- **The records**:
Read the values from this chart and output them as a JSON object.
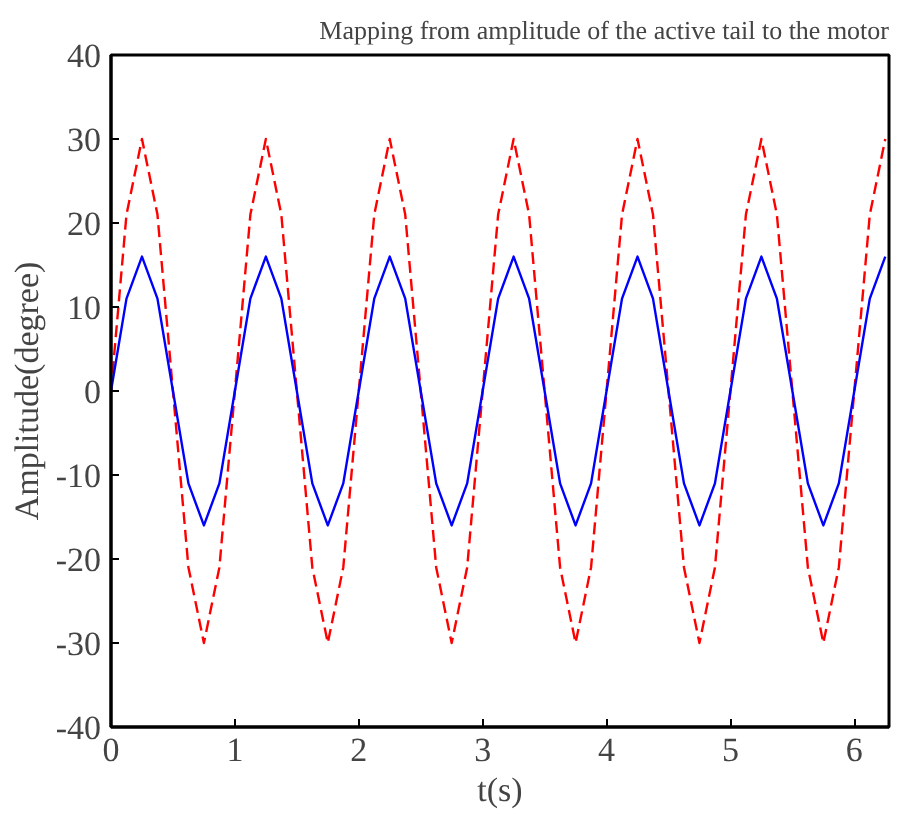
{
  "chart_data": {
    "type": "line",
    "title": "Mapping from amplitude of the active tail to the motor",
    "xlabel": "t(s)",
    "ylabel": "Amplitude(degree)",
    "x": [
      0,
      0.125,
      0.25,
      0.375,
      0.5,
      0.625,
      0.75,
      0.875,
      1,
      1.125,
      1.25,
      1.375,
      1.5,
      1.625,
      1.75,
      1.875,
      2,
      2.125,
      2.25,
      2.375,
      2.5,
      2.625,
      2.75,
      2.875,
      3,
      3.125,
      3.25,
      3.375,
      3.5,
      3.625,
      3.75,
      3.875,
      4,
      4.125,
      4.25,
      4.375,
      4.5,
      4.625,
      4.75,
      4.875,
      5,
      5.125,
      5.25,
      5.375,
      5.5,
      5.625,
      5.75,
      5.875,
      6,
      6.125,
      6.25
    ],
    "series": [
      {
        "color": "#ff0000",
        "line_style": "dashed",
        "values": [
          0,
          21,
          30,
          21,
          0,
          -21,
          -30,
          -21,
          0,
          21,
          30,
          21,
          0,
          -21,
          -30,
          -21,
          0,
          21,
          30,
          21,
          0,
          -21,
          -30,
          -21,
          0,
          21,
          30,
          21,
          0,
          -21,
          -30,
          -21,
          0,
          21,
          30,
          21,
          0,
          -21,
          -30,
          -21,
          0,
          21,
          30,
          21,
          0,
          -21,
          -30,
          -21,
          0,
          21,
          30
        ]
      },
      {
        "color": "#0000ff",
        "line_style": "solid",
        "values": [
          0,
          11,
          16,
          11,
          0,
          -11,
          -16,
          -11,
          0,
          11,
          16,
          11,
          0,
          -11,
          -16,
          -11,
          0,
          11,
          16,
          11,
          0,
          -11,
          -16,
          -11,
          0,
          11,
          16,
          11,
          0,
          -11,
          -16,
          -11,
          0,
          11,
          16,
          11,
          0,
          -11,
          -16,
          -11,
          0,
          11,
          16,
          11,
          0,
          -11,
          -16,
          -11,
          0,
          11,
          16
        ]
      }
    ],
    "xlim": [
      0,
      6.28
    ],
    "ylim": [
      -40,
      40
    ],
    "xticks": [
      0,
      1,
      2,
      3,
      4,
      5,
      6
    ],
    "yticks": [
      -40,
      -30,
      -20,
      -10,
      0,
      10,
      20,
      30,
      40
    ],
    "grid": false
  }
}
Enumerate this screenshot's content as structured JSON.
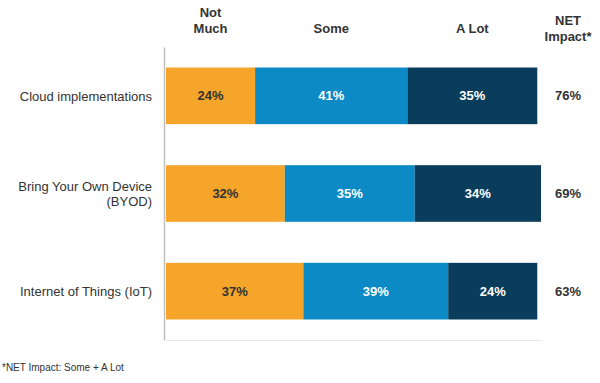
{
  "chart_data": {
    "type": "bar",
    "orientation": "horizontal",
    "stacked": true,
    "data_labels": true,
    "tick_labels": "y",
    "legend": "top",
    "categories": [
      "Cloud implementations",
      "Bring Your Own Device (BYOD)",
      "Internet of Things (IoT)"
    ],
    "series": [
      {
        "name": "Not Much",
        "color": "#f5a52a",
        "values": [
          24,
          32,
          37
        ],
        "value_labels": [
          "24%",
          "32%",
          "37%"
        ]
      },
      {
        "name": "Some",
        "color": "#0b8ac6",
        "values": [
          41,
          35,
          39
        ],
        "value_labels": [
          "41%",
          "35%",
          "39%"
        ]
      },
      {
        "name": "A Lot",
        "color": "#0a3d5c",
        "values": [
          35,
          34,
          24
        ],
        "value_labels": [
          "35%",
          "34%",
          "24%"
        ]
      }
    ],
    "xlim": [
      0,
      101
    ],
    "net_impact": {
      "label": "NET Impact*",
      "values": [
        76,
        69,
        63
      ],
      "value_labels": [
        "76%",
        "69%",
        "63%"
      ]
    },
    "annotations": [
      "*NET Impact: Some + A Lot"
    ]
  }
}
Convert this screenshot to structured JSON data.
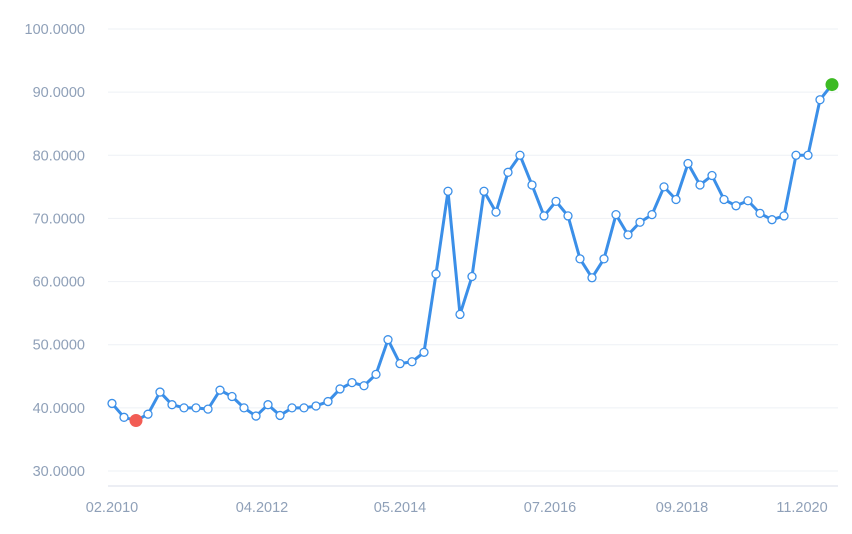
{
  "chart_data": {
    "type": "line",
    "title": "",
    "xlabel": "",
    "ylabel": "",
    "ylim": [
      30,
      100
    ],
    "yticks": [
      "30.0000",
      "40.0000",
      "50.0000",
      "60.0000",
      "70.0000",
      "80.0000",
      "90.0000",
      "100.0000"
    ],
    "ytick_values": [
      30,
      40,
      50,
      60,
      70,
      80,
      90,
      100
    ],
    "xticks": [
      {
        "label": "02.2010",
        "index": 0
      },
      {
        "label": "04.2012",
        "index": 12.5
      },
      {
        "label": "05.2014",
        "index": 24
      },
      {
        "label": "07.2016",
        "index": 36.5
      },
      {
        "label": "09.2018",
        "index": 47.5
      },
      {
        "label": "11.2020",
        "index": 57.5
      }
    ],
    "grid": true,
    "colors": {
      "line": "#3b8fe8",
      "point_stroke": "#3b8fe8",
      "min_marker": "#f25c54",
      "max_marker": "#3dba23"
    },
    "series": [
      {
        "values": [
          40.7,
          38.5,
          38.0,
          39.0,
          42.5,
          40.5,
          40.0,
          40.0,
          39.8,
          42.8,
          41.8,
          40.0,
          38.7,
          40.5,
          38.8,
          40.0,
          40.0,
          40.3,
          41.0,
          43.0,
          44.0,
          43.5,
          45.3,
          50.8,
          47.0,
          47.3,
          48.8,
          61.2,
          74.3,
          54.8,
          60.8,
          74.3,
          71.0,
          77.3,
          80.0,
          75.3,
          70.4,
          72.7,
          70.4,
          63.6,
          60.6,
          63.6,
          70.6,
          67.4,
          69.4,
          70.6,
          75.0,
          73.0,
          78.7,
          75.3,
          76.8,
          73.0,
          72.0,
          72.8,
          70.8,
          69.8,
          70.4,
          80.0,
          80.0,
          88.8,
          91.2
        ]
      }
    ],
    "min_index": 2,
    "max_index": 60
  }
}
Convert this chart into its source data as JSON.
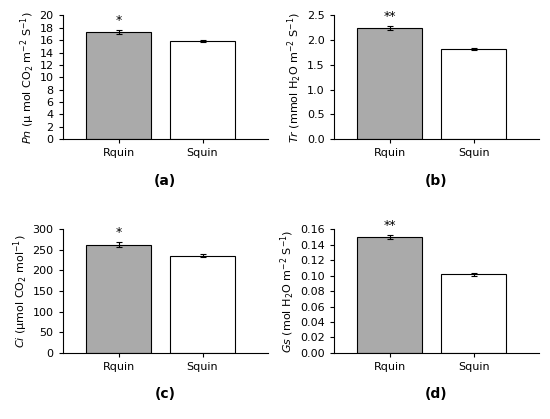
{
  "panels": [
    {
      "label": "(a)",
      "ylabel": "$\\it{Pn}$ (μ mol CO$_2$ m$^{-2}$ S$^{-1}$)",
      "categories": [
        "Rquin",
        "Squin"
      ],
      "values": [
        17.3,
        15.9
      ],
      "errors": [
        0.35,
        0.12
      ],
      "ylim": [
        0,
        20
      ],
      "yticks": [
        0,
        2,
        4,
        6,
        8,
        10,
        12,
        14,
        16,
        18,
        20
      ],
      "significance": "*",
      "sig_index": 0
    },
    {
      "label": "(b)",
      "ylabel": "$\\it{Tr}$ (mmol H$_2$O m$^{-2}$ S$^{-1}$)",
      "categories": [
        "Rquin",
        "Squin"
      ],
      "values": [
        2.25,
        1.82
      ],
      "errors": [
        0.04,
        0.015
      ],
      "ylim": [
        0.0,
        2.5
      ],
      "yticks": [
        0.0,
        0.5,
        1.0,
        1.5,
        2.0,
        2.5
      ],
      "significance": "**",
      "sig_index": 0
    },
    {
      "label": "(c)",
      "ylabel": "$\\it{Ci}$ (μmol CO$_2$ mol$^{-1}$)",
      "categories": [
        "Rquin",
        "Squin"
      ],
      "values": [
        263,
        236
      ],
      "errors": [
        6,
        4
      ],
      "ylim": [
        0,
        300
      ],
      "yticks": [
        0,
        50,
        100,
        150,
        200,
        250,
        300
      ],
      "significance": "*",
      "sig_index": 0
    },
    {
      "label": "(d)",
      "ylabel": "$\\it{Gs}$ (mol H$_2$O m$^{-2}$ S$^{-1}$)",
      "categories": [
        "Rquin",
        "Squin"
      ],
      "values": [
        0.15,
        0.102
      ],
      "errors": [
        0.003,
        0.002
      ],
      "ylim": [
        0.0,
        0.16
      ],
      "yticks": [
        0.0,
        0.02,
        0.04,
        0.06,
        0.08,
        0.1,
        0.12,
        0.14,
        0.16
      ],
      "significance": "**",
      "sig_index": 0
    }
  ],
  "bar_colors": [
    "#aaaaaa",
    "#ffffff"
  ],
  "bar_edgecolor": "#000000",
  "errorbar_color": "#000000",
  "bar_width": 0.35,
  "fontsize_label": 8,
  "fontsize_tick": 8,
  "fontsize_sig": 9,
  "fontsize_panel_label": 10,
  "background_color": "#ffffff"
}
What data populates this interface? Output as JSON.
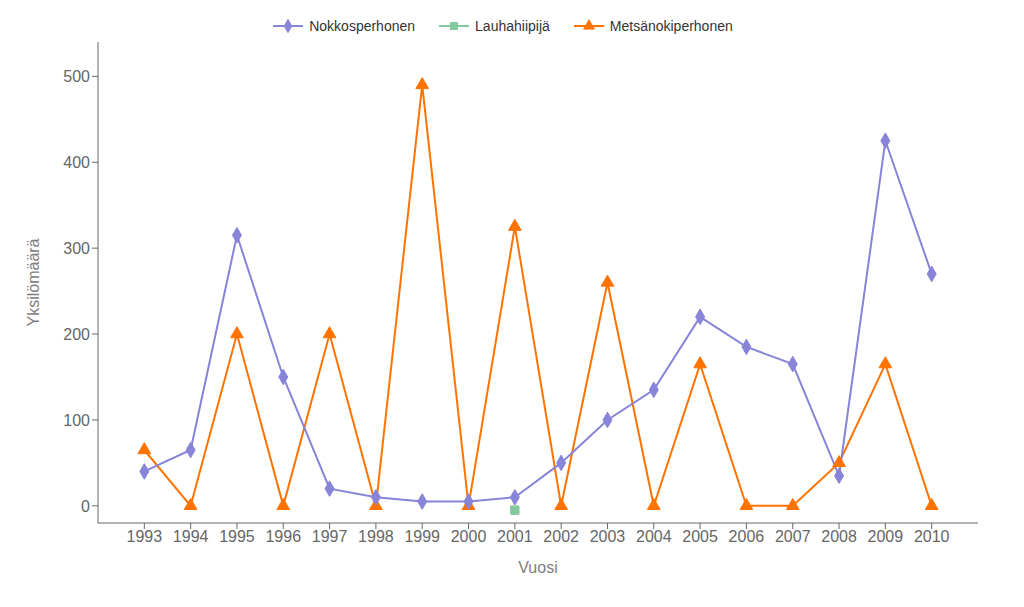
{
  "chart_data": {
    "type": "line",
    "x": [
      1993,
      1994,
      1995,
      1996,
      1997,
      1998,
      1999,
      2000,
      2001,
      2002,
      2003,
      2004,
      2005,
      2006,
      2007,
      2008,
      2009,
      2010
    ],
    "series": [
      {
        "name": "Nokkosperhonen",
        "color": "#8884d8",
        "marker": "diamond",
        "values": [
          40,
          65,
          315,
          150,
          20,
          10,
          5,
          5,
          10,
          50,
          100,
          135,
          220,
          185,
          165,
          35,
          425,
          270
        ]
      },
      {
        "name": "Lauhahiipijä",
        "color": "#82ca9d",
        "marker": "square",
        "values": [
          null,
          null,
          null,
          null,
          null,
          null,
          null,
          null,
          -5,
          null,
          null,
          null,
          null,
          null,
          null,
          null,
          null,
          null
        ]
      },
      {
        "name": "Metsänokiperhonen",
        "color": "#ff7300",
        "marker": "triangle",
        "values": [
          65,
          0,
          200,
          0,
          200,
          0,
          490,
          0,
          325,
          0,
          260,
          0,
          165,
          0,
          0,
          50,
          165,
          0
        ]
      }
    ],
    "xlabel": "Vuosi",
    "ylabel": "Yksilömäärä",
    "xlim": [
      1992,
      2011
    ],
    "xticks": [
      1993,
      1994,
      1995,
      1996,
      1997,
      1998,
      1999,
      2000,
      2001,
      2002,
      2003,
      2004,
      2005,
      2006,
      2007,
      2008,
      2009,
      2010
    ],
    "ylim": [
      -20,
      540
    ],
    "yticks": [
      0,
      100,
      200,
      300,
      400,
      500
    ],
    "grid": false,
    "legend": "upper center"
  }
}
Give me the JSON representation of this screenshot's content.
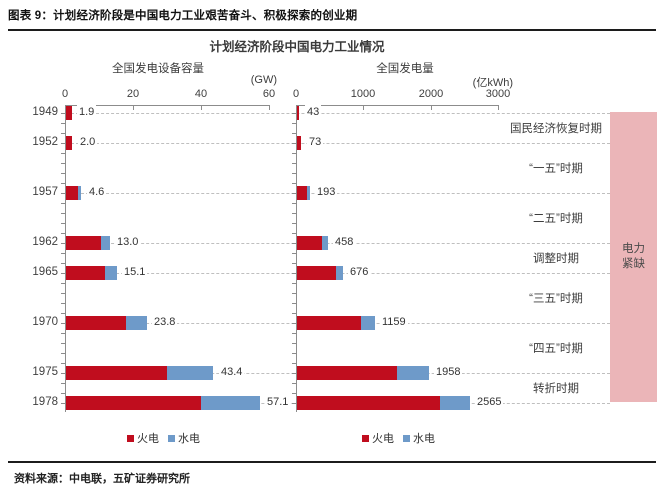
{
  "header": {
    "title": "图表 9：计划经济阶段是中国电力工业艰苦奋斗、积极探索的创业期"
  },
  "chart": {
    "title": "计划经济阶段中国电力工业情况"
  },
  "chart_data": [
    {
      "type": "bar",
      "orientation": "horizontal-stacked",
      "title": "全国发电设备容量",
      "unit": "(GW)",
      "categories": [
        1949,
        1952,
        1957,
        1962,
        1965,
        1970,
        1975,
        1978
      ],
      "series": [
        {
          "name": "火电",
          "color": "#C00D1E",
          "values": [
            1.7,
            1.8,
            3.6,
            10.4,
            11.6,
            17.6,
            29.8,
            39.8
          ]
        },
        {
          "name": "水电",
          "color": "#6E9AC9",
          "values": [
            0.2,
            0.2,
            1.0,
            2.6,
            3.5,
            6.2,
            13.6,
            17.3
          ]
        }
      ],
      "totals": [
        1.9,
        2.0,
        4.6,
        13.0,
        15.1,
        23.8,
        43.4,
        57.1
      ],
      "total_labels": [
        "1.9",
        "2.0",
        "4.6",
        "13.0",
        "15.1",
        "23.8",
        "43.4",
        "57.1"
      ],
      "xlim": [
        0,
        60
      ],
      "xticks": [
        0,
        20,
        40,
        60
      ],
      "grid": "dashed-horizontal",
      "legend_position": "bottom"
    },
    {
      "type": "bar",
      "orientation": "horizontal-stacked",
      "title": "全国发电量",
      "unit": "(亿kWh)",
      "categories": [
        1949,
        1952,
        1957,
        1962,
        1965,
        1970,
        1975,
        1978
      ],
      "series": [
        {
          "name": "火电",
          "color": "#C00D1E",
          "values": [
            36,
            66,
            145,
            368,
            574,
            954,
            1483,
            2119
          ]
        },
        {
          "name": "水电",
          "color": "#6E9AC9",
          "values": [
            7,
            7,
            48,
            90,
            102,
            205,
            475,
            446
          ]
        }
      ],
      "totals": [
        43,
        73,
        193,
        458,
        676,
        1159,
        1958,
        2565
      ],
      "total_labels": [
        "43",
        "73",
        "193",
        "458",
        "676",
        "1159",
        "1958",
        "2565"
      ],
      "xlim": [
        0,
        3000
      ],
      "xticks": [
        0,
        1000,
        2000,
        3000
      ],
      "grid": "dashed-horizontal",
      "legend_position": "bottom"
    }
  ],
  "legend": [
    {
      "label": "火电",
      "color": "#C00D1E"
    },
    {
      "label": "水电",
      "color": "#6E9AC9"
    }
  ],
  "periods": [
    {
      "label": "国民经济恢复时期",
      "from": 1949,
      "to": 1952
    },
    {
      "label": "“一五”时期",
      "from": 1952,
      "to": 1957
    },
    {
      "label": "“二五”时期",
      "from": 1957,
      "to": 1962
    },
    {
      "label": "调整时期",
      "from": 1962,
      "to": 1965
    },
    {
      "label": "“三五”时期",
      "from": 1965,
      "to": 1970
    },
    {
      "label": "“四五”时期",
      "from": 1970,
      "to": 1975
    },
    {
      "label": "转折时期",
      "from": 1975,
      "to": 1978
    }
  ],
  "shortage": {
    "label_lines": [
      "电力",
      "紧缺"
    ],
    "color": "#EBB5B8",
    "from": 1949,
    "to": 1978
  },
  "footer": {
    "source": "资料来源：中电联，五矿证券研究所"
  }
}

- **What you need to do**:
Check all the records above and select each line where the string "content" is found.

- **Output of the task**:
Enumerate this screenshot's content as structured JSON.
Give me the JSON representation of this screenshot's content.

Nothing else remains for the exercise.